STATED EXERCISE>
Check every line of the entries for "A₁B₁C₁D₁", and copy the lines that hold it.

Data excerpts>
______________________________

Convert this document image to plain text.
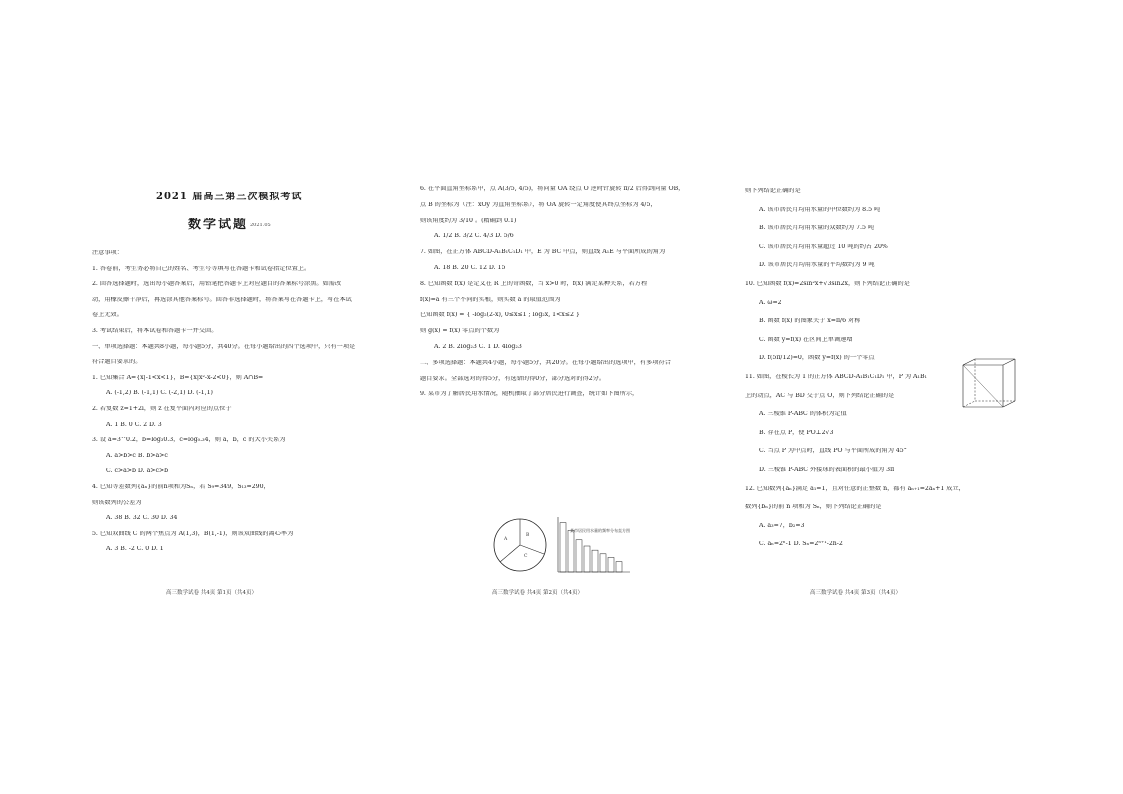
2021 届高三第三次模拟考试
数学试题 2021.05
注意事项：
1. 答卷前，考生务必将自己的姓名、考生号等填写在答题卡和试卷指定位置上。
2. 回答选择题时，选出每小题答案后，用铅笔把答题卡上对应题目的答案标号涂黑。如需改
动，用橡皮擦干净后，再选涂其他答案标号。回答非选择题时，将答案写在答题卡上，写在本试
卷上无效。
3. 考试结束后，将本试卷和答题卡一并交回。
一、单项选择题：本题共8小题，每小题5分，共40分。在每小题给出的四个选项中，只有一项是
符合题目要求的。
1. 已知集合 A={x|-1<x<1}，B={x|x²-x-2<0}，则 A∩B=
A. (-1,2) B. (-1,1) C. (-2,1) D. (-1,1)
2. 若复数 z=1+2i，则 z 在复平面内对应的点位于
A. 1 B. 0 C. 2 D. 3
3. 设 a=3^0.2，b=log₃0.3，c=log₀.₃4，则 a，b，c 的大小关系为
A. a>b>c B. b>a>c
C. c>a>b D. a>c>b
4. 已知等差数列{aₙ}的前n项和为Sₙ，若 S₉=349，S₁₃=290，
则该数列的公差为
A. 38 B. 32 C. 30 D. 34
5. 已知双曲线 C 的两个焦点为 A(1,3)，B(1,-1)，则该双曲线的离心率为
A. 3 B. -2 C. 0 D. 1
高三数学试卷 共4页 第1页（共4页）
6. 在平面直角坐标系中，点 A(3/5, 4/5)，将向量 OA 绕点 O 逆时针旋转 π/2 后得到向量 OB，
点 B 的坐标为（注：xOy 为直角坐标系），将 OA 旋转一定角度使其终点坐标为 4/5，
则该角度约为 3/10 。(精确到 0.1)
A. 1/2 B. 3/2 C. 4/3 D. 5/6
7. 如图，在正方体 ABCD-A₁B₁C₁D₁ 中，E 为 BC 中点，则直线 A₁E 与平面所成的角为
A. 18 B. 20 C. 12 D. 15
8. 已知函数 f(x) 是定义在 R 上的奇函数，当 x>0 时，f(x) 满足某种关系，若方程
f(x)=a 有三个不同的实根，则实数 a 的取值范围为
已知函数 f(x) = { -log₂(2-x), 0≤x≤1 ; log₂x, 1<x≤2 }
则 g(x) = f(x) 零点的个数为
A. 2 B. 2log₂3 C. 1 D. 4log₂3
二、多项选择题：本题共4小题，每小题5分，共20分。在每小题给出的选项中，有多项符合
题目要求。全部选对的得5分，有选错的得0分，部分选对的得2分。
9. 某市为了解居民用水情况，随机抽取了部分居民进行调查，统计如下图所示，
A
B
C
某市居民用水量的频率分布直方图
高三数学试卷 共4页 第2页（共4页）
则下列结论正确的是
A. 该市居民月均用水量的中位数约为 8.5 吨
B. 该市居民月均用水量的众数约为 7.5 吨
C. 该市居民月均用水量超过 10 吨的约占 20%
D. 该市居民月均用水量的平均数约为 9 吨
10. 已知函数 f(x)=2sin²x+√3sin2x，则下列结论正确的是
A. ω=2
B. 函数 f(x) 的图象关于 x=π/6 对称
C. 函数 y=f(x) 在区间上单调递增
D. f(5π/12)=0，函数 y=f(x) 的一个零点
11. 如图，在棱长为 1 的正方体 ABCD-A₁B₁C₁D₁ 中，P 为 A₁B₁
上的动点，AC 与 BD 交于点 O，则下列结论正确的是
A. 三棱锥 P-ABC 的体积为定值
B. 存在点 P，使 PO⊥2√3
C. 当点 P 为中点时，直线 PO 与平面所成的角为 45°
D. 三棱锥 P-ABC 外接球的表面积的最小值为 3π
12. 已知数列{aₙ}满足 a₁=1，且对任意的正整数 n，都有 aₙ₊₁=2aₙ+1 成立，
数列{bₙ}的前 n 项和为 Sₙ，则下列结论正确的是
A. a₃=7，b₂=3
C. aₙ=2ⁿ-1 D. Sₙ=2ⁿ⁺¹-2n-2
高三数学试卷 共4页 第3页（共4页）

______________________________

COMPLETE OUTPUT>
7. 如图，在正方体 ABCD-A₁B₁C₁D₁ 中，E 为 BC 中点，则直线 A₁E 与平面所成的角为
11. 如图，在棱长为 1 的正方体 ABCD-A₁B₁C₁D₁ 中，P 为 A₁B₁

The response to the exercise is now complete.